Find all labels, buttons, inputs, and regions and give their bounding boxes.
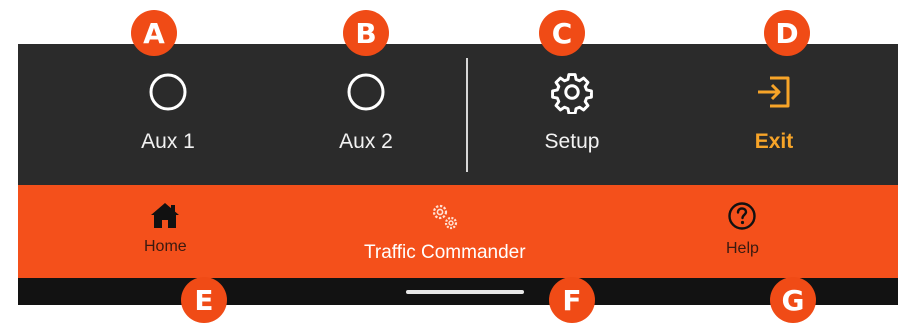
- callout-marker-g: G: [770, 277, 816, 323]
- exit-button[interactable]: Exit: [704, 70, 844, 160]
- callout-marker-c: C: [539, 10, 585, 56]
- circle-outline-icon: [347, 73, 385, 111]
- nav-app-label: Traffic Commander: [364, 242, 526, 263]
- gear-icon: [551, 73, 593, 114]
- setup-button[interactable]: Setup: [502, 70, 642, 160]
- gesture-handle[interactable]: [406, 290, 524, 294]
- aux-2-button[interactable]: Aux 2: [296, 70, 436, 160]
- nav-help[interactable]: Help: [726, 201, 759, 259]
- callout-marker-f: F: [549, 277, 595, 323]
- gears-icon: [432, 204, 457, 230]
- nav-help-label: Help: [726, 240, 759, 257]
- aux-1-button[interactable]: Aux 1: [98, 70, 238, 160]
- callout-marker-d: D: [764, 10, 810, 56]
- callout-marker-b: B: [343, 10, 389, 56]
- system-gesture-bar: [18, 278, 898, 305]
- question-circle-icon: [728, 202, 757, 230]
- setup-label: Setup: [544, 130, 600, 153]
- callout-marker-a: A: [131, 10, 177, 56]
- exit-label: Exit: [754, 130, 794, 153]
- aux-1-label: Aux 1: [141, 130, 195, 153]
- exit-icon: [758, 76, 790, 108]
- house-icon: [151, 203, 180, 228]
- bottom-nav-bar: Home Traffic Commander Help: [18, 185, 898, 278]
- aux-2-label: Aux 2: [339, 130, 393, 153]
- panel-divider: [466, 58, 468, 172]
- control-panel: Aux 1 Aux 2 Setup Exit: [18, 44, 898, 185]
- callout-marker-e: E: [181, 277, 227, 323]
- nav-traffic-commander[interactable]: Traffic Commander: [364, 201, 526, 263]
- circle-outline-icon: [149, 73, 187, 111]
- nav-home[interactable]: Home: [144, 201, 187, 257]
- nav-home-label: Home: [144, 238, 187, 255]
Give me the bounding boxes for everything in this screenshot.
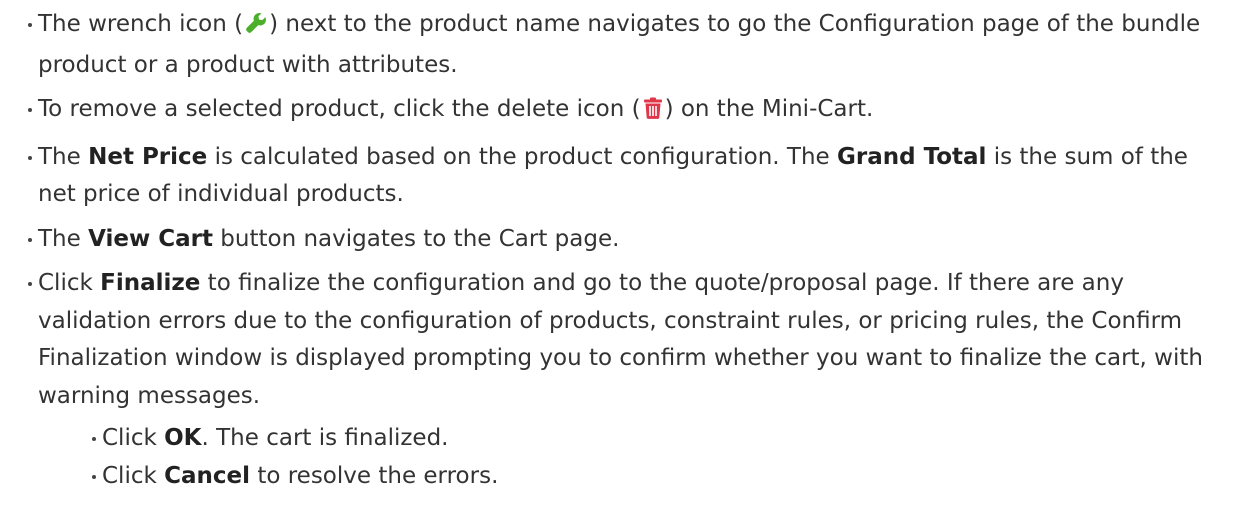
sub-item-ok: Click OK. The cart is finalized. — [92, 420, 1205, 458]
text: Click — [102, 425, 165, 451]
term-grand-total: Grand Total — [836, 143, 987, 170]
text: is calculated based on the product confi… — [207, 143, 837, 170]
text: Click — [38, 270, 101, 296]
text: ) on the Mini-Cart. — [664, 96, 874, 122]
sub-item-cancel: Click Cancel to resolve the errors. — [92, 458, 1205, 496]
document-body: The wrench icon () next to the product n… — [0, 0, 1245, 529]
trash-icon — [643, 94, 663, 132]
term-net-price: Net Price — [88, 143, 208, 170]
wrench-icon — [245, 9, 267, 47]
text: . The cart is finalized. — [201, 425, 449, 451]
list-item-wrench: The wrench icon () next to the product n… — [28, 6, 1205, 84]
text: button navigates to the Cart page. — [212, 225, 620, 252]
text: to finalize the configuration and go to … — [38, 270, 1203, 409]
text: To remove a selected product, click the … — [38, 96, 641, 122]
sub-list: Click OK. The cart is finalized. Click C… — [38, 420, 1205, 495]
text: The — [38, 225, 89, 252]
term-view-cart: View Cart — [88, 225, 213, 252]
bullet-list: The wrench icon () next to the product n… — [28, 6, 1205, 495]
text: The — [38, 143, 89, 170]
list-item-delete: To remove a selected product, click the … — [28, 91, 1205, 132]
list-item-view-cart: The View Cart button navigates to the Ca… — [28, 221, 1205, 259]
text: Click — [102, 462, 165, 489]
list-item-finalize: Click Finalize to finalize the configura… — [28, 265, 1205, 495]
term-ok: OK — [164, 425, 202, 451]
text: The wrench icon ( — [38, 11, 244, 37]
list-item-net-price: The Net Price is calculated based on the… — [28, 139, 1205, 214]
term-finalize: Finalize — [100, 270, 201, 296]
term-cancel: Cancel — [164, 462, 251, 489]
text: to resolve the errors. — [250, 462, 499, 489]
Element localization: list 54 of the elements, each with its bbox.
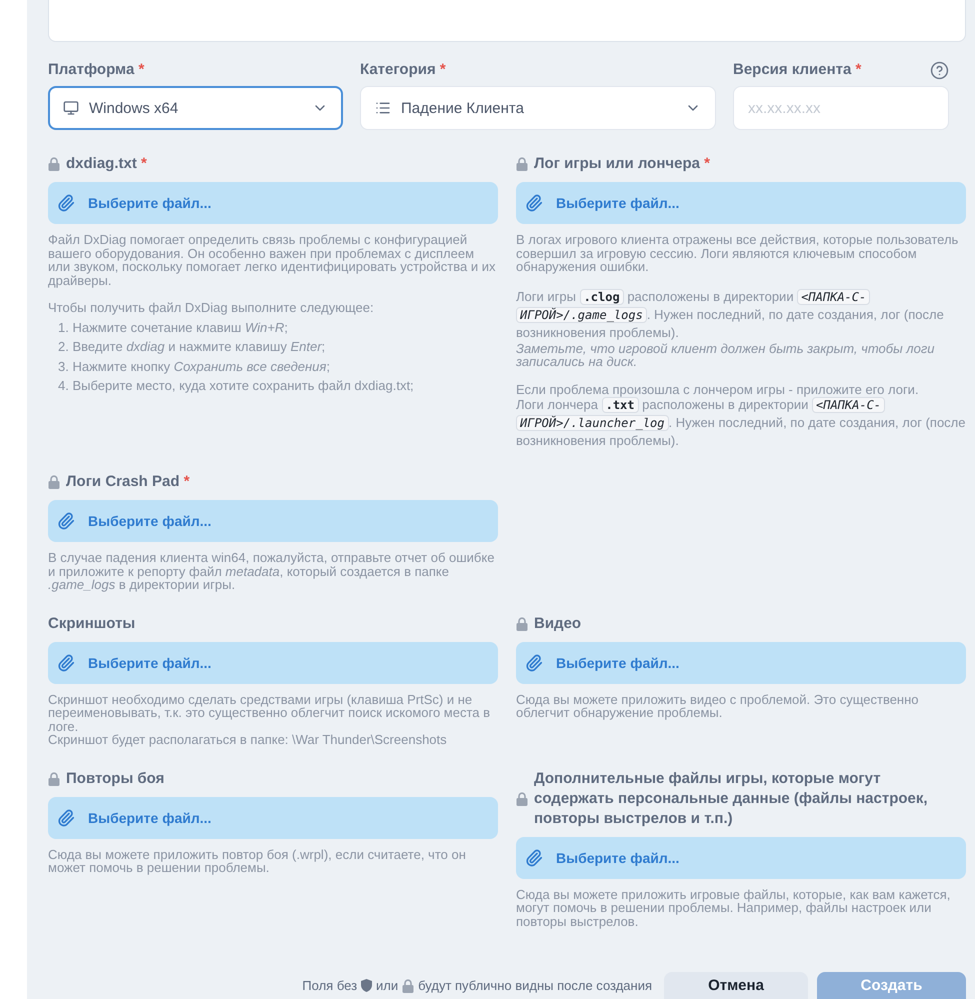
lock-icon	[402, 978, 414, 992]
description-text: Скриншот будет располагаться в папке: \War Thunder\Screenshots	[48, 733, 448, 746]
file-upload-button[interactable]: Выберите файл...	[48, 642, 498, 684]
section-label: dxdiag.txt *	[66, 154, 147, 174]
file-upload-button[interactable]: Выберите файл...	[48, 182, 498, 224]
cancel-button[interactable]: Отмена	[664, 972, 808, 999]
description-text: Чтобы получить файл DxDiag выполните следующее:	[48, 301, 375, 314]
list-icon	[375, 100, 391, 116]
footer-note-text: Поля без	[302, 978, 358, 993]
text-field[interactable]: xx.xx.xx.xx	[733, 86, 949, 130]
section-label: Дополнительные файлы игры, которые могут содержать персональные данные (файлы настроек, повторы выстрелов и т.п.)	[534, 768, 929, 828]
paperclip-icon	[57, 654, 75, 672]
description-text: Сюда вы можете приложить повтор боя (.wrpl), если считаете, что он может помочь в решении проблемы.	[48, 848, 467, 874]
paperclip-icon	[525, 848, 543, 866]
instruction-step: 1. Нажмите сочетание клавиш Win+R;	[48, 320, 498, 334]
paperclip-icon	[57, 194, 75, 212]
shield-icon	[361, 979, 372, 992]
help-icon[interactable]	[930, 60, 949, 80]
footer-note-text: будут публично видны после создания	[418, 978, 652, 993]
description-text: В случае падения клиента win64, пожалуйста, отправьте отчет об ошибке и приложите к репорту файл metadata, который создается в папке .game_logs в директории игры.	[48, 551, 496, 592]
textarea-field[interactable]	[48, 0, 966, 42]
section-label: Скриншоты	[48, 614, 136, 634]
file-upload-button[interactable]: Выберите файл...	[516, 182, 966, 224]
note-text: Заметьте, что игровой клиент должен быть закрыт, чтобы логи записались на диск.	[516, 342, 936, 368]
dropdown-field[interactable]: Windows x64	[48, 86, 343, 130]
instruction-step: 2. Введите dxdiag и нажмите клавишу Enter;	[48, 340, 498, 354]
description-text: Если проблема произошла с лончером игры - приложите его логи.	[516, 382, 920, 396]
paperclip-icon	[525, 654, 543, 672]
paperclip-icon	[57, 808, 75, 826]
footer-note-text: или	[376, 978, 398, 993]
section-label: Видео	[534, 614, 582, 634]
field-label: Категория *	[360, 60, 446, 80]
instruction-step: 3. Нажмите кнопку Сохранить все сведения;	[48, 360, 498, 373]
file-upload-button[interactable]: Выберите файл...	[516, 642, 966, 684]
section-label: Повторы боя	[66, 768, 164, 788]
field-label: Платформа *	[48, 60, 144, 80]
file-upload-button[interactable]: Выберите файл...	[48, 796, 498, 838]
description-text: Сюда вы можете приложить видео с проблемой. Это существенно облегчит обнаружение проблемы.	[516, 692, 920, 720]
section-label: Логи Crash Pad *	[66, 472, 190, 492]
field-label: Версия клиента *	[733, 60, 862, 80]
section-label: Лог игры или лончера *	[534, 154, 710, 174]
dropdown-field[interactable]: Падение Клиента	[360, 86, 716, 130]
paperclip-icon	[57, 512, 75, 530]
file-upload-button[interactable]: Выберите файл...	[48, 500, 498, 542]
monitor-icon	[63, 100, 79, 116]
description-text: Файл DxDiag помогает определить связь проблемы с конфигурацией вашего оборудования. Он особенно важен при проблемах с дисплеем или звуком, поскольку помогает легко идентифицировать устройства и их драйверы.	[48, 233, 496, 287]
description-text: Сюда вы можете приложить игровые файлы, которые, как вам кажется, могут помочь в решении проблемы. Например, файлы настроек или повторы выстрелов.	[516, 888, 952, 928]
instruction-step: 4. Выберите место, куда хотите сохранить файл dxdiag.txt;	[48, 379, 498, 392]
description-text: Логи игры .clog расположены в директории <ПАПКА-С-ИГРОЙ>/.game_logs . Нужен последний, по дате создания, лог (после возникновения проблемы).	[516, 288, 945, 342]
description-text: Логи лончера .txt расположены в директории <ПАПКА-С-ИГРОЙ>/.launcher_log . Нужен последний, по дате создания, лог (после возникновения проблемы).	[516, 397, 966, 450]
description-text: В логах игрового клиента отражены все действия, которые пользователь совершил за игровую сессию. Логи являются ключевым способом обнаружения ошибки.	[516, 233, 960, 274]
file-upload-button[interactable]: Выберите файл...	[516, 836, 966, 878]
paperclip-icon	[525, 194, 543, 212]
description-text: Скриншот необходимо сделать средствами игры (клавиша PrtSc) и не переименовывать, т.к. это существенно облегчит поиск искомого места в логе.	[48, 692, 492, 733]
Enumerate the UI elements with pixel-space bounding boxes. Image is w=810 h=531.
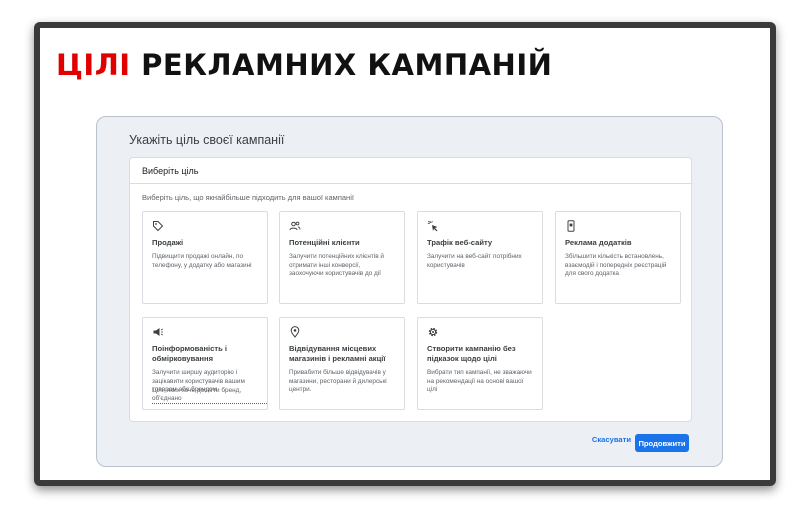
goal-option-description: Вибрати тип кампанії, не зважаючи на рек… (427, 369, 532, 393)
goal-option-description: Залучити потенційних клієнтів й отримати… (289, 253, 384, 277)
slide-title-accent: ЦІЛІ (56, 48, 131, 82)
goal-option-description: Залучити на веб-сайт потрібних користува… (427, 253, 522, 269)
dialog-heading: Укажіть ціль своєї кампанії (129, 133, 285, 147)
mobile-phone-icon (565, 220, 577, 232)
goal-option-title: Продажі (152, 238, 184, 247)
goal-option-sales[interactable]: Продажі Підвищити продажі онлайн, по тел… (142, 211, 268, 304)
goal-option-description: Привабити більше відвідувачів у магазини… (289, 369, 387, 393)
goal-option-title: Потенційні клієнти (289, 238, 360, 247)
goal-option-app-promotion[interactable]: Реклама додатків Збільшити кількість вст… (555, 211, 681, 304)
slide-frame: ЦІЛІ РЕКЛАМНИХ КАМПАНІЙ Укажіть ціль сво… (34, 22, 776, 486)
goal-option-title: Трафік веб-сайту (427, 238, 493, 247)
slide-title-rest: РЕКЛАМНИХ КАМПАНІЙ (130, 48, 553, 82)
gear-icon (427, 326, 439, 338)
slide-title: ЦІЛІ РЕКЛАМНИХ КАМПАНІЙ (56, 48, 552, 82)
goal-option-no-guidance[interactable]: Створити кампанію без підказок щодо цілі… (417, 317, 543, 410)
goal-option-title: Реклама додатків (565, 238, 632, 247)
goal-selection-card: Виберіть ціль Виберіть ціль, що якнайбіл… (129, 157, 692, 422)
brand-goals-merged-link[interactable]: Цілі, яких хоче досягти бренд, об'єднано (152, 387, 267, 404)
slide: ЦІЛІ РЕКЛАМНИХ КАМПАНІЙ Укажіть ціль сво… (40, 28, 770, 480)
card-hint: Виберіть ціль, що якнайбільше підходить … (142, 193, 354, 202)
people-icon (289, 220, 301, 232)
continue-button[interactable]: Продовжити (635, 434, 689, 452)
megaphone-icon (152, 326, 164, 338)
goal-option-description: Підвищити продажі онлайн, по телефону, у… (152, 253, 252, 269)
campaign-goal-dialog: Укажіть ціль своєї кампанії Виберіть ціл… (96, 116, 723, 467)
location-pin-icon (289, 326, 301, 338)
cancel-button[interactable]: Скасувати (592, 435, 631, 444)
goal-option-description: Збільшити кількість встановлень, взаємод… (565, 253, 667, 277)
card-header: Виберіть ціль (130, 158, 691, 184)
goal-option-awareness[interactable]: Поінформованість і обмірковування Залучи… (142, 317, 268, 410)
goal-option-website-traffic[interactable]: Трафік веб-сайту Залучити на веб-сайт по… (417, 211, 543, 304)
goal-option-title: Поінформованість і обмірковування (152, 344, 227, 363)
goal-option-local-store-visits[interactable]: Відвідування місцевих магазинів і реклам… (279, 317, 405, 410)
tag-icon (152, 220, 164, 232)
goal-option-title: Створити кампанію без підказок щодо цілі (427, 344, 516, 363)
goal-option-leads[interactable]: Потенційні клієнти Залучити потенційних … (279, 211, 405, 304)
cursor-click-icon (427, 220, 439, 232)
goal-option-title: Відвідування місцевих магазинів і реклам… (289, 344, 386, 363)
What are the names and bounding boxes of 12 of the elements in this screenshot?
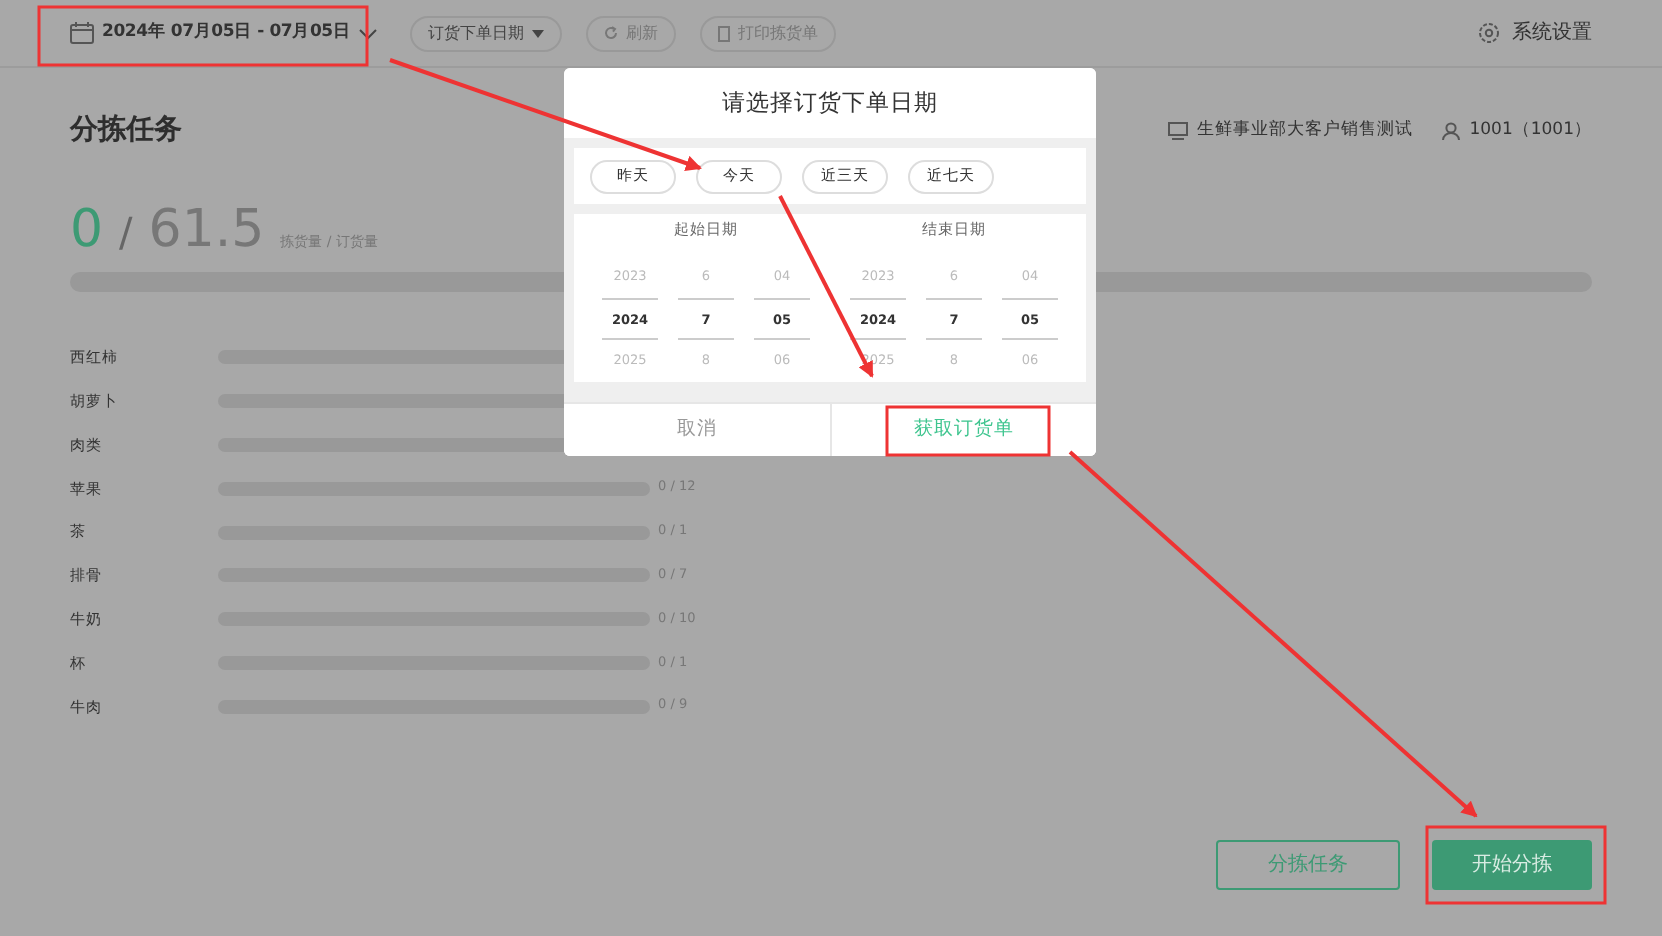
• • •
## EXERCISE AIM
Write out as a numbered list the lines of the items, starting at the line that contains "978, 414, 992]" and ending at the line that contains "182, 498, 224]". Leave out any blank lines.

## EXERCISE OUTPUT
1. lock-icon	[402, 978, 414, 992]
2. description-text: Скриншот будет располагаться в папке: \War Thunder\Screenshots	[48, 733, 448, 746]
3. file-upload-button[interactable]: Выберите файл...	[48, 642, 498, 684]
4. section-label: dxdiag.txt *	[66, 154, 147, 174]
5. file-upload-button[interactable]: Выберите файл...	[48, 182, 498, 224]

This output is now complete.